BEGIN DATASET EXTRACT

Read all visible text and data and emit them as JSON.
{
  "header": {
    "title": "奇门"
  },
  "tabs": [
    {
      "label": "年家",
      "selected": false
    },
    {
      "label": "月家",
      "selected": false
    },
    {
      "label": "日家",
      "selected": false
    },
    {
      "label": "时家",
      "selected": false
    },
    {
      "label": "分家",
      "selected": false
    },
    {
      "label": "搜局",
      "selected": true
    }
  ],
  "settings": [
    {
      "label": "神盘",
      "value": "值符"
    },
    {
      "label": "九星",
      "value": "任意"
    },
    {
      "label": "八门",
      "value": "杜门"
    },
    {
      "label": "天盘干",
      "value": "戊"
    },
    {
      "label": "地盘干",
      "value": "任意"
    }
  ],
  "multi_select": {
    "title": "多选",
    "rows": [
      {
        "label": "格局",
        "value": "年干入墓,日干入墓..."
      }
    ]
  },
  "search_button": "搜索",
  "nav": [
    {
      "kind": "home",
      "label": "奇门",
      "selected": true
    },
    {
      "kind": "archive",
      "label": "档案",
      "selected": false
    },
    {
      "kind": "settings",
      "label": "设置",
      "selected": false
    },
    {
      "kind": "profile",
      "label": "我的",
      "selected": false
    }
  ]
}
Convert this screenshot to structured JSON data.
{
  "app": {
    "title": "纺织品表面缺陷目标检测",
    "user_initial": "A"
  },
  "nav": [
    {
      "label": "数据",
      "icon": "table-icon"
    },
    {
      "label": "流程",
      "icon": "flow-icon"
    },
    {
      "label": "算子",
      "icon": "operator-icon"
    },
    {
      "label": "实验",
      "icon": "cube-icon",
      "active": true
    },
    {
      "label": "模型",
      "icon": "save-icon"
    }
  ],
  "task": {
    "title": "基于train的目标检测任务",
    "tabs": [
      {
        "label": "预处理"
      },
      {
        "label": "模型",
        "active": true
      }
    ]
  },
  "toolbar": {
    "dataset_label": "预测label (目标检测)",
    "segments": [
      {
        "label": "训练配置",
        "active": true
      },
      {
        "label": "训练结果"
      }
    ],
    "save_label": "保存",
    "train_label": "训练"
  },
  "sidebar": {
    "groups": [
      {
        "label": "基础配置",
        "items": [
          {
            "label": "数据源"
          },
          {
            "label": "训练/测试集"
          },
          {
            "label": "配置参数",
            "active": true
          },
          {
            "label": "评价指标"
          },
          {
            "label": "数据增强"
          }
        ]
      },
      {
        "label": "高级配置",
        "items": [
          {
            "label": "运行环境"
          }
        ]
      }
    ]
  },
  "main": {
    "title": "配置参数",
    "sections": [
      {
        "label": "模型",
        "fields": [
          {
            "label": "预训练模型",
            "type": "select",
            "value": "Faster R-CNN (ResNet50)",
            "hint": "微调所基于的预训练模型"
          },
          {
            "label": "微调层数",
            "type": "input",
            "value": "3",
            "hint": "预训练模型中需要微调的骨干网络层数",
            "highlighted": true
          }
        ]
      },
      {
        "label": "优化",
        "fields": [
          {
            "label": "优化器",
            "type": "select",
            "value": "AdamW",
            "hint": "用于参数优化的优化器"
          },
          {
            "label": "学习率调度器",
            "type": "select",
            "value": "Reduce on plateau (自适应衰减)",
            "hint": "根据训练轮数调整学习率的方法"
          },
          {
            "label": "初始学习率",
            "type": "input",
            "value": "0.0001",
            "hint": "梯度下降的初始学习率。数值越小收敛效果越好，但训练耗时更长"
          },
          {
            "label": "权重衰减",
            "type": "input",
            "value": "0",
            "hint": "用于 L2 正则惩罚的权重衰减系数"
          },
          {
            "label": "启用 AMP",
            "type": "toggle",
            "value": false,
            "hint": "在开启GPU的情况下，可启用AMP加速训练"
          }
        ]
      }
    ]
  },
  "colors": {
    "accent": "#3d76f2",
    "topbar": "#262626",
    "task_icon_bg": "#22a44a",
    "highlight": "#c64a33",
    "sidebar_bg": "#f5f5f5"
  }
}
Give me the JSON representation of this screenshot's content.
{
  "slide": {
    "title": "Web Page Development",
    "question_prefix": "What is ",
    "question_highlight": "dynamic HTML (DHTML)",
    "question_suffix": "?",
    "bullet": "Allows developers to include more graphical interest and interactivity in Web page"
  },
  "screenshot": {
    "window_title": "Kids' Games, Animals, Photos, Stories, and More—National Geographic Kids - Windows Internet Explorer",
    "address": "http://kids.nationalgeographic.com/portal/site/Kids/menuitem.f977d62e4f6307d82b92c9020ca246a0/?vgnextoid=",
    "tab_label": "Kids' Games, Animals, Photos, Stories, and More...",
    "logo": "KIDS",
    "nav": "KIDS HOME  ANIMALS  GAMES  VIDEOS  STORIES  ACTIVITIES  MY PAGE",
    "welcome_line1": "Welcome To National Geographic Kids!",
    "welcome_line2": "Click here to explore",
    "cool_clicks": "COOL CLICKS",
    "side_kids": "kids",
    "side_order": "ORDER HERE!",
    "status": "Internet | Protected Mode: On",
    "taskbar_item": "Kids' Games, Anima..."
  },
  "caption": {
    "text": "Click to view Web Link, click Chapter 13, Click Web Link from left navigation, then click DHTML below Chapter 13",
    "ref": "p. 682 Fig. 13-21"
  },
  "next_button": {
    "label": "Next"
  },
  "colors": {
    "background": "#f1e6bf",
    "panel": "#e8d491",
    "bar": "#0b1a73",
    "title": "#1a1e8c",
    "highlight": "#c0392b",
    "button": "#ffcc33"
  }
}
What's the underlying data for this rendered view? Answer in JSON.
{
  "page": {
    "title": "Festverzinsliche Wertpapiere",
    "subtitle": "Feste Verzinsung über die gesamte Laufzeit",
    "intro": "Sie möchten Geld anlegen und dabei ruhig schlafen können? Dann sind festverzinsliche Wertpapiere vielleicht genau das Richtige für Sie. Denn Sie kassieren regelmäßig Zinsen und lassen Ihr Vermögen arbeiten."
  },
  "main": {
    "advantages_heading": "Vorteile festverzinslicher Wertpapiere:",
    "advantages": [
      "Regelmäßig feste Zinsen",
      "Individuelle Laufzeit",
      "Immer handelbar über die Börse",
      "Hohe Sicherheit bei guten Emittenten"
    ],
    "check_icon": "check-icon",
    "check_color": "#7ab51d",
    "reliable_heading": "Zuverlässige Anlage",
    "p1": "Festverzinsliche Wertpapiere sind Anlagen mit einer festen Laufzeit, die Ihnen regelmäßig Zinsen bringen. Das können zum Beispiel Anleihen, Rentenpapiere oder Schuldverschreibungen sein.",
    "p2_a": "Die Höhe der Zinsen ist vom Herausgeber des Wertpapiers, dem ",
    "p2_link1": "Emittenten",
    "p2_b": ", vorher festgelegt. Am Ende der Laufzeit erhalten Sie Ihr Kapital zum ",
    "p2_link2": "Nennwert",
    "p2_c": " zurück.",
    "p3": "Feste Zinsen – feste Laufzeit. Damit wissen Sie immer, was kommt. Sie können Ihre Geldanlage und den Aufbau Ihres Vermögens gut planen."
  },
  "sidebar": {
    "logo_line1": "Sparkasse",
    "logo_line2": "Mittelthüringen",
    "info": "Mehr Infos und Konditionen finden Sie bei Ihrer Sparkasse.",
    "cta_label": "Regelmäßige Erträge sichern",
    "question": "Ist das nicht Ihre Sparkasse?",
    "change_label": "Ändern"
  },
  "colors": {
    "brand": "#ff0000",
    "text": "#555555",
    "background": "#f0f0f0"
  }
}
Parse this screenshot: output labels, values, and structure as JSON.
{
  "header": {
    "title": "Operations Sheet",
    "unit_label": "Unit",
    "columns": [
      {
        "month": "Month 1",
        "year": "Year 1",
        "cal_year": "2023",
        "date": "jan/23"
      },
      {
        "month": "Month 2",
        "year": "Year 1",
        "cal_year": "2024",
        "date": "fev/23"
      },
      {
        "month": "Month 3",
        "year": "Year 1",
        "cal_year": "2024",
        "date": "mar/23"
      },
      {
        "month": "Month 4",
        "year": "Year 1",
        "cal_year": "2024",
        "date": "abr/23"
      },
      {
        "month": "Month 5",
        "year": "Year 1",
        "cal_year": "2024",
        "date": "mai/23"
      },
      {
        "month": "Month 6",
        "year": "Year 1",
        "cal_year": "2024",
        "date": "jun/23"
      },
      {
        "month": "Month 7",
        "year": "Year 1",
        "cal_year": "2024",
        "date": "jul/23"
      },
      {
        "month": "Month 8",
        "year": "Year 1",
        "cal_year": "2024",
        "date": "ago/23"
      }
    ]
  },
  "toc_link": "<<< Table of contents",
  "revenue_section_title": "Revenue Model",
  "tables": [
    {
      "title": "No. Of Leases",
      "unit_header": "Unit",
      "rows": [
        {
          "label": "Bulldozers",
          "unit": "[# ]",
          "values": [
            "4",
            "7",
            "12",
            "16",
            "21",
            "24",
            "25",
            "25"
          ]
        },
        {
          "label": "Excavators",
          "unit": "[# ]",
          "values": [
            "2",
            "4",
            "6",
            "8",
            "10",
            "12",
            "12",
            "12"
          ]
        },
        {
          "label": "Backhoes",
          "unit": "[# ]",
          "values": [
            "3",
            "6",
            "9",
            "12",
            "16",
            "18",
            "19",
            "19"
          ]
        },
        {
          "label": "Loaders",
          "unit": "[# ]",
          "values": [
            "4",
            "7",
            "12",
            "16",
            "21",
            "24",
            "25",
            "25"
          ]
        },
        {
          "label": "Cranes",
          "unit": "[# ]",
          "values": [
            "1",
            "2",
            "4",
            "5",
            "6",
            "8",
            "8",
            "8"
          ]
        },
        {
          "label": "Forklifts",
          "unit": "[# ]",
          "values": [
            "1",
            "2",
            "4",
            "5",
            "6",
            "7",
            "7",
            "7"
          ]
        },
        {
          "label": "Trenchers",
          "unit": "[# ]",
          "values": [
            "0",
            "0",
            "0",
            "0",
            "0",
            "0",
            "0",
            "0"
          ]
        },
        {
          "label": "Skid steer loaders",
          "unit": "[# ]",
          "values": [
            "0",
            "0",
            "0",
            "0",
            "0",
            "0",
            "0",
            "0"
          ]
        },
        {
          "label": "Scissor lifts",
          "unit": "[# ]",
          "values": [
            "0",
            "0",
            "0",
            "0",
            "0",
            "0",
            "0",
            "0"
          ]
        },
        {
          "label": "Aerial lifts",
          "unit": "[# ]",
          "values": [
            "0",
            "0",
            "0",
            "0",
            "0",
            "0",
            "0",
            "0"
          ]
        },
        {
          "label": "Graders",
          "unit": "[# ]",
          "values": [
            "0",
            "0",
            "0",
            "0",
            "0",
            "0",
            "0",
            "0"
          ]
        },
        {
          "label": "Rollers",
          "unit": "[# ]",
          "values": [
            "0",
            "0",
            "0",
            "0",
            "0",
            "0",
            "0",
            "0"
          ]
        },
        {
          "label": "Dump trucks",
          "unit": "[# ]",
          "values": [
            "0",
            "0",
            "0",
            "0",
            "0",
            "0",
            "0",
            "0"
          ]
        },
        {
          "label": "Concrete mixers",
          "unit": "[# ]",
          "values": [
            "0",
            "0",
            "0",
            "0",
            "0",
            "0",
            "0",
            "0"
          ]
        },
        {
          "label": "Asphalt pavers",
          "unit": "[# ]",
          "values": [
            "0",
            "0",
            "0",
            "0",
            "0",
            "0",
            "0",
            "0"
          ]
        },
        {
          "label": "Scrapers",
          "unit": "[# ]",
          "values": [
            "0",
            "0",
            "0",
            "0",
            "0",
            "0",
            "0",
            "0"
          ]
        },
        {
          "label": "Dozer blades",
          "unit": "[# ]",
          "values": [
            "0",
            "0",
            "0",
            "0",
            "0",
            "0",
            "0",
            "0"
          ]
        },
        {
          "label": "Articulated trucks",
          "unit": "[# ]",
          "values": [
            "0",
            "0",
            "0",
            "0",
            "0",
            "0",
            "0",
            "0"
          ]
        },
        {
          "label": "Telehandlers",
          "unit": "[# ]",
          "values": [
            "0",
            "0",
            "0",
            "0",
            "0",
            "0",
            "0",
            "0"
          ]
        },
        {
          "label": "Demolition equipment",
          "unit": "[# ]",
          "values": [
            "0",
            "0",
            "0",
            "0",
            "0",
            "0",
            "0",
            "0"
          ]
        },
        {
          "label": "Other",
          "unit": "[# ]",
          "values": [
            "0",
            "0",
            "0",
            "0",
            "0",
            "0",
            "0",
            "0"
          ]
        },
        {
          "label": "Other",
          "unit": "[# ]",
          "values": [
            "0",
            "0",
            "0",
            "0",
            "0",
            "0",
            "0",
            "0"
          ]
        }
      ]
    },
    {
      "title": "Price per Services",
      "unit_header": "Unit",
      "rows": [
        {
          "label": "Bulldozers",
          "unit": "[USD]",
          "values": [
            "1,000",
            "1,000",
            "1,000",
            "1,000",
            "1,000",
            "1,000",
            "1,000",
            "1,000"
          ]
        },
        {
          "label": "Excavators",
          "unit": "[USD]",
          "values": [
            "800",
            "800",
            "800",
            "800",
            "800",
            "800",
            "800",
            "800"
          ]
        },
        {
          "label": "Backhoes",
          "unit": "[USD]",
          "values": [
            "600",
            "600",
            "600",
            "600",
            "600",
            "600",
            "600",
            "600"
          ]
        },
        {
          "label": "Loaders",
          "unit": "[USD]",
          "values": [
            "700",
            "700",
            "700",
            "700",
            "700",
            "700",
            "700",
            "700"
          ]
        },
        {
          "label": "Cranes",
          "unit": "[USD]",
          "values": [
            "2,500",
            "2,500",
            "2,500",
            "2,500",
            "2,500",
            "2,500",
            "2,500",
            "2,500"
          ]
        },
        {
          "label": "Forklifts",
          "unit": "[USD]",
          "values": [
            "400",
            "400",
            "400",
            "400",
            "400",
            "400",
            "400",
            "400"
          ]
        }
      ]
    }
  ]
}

END DATASET EXTRACT

**WHAT THE EXERCISE ASKS**
Which lines in the listing above hold the word "Month"? Show each of them.

**CORRECT RESPONSE**
        "month": "Month 1",
        "month": "Month 2",
        "month": "Month 3",
        "month": "Month 4",
        "month": "Month 5",
        "month": "Month 6",
        "month": "Month 7",
        "month": "Month 8",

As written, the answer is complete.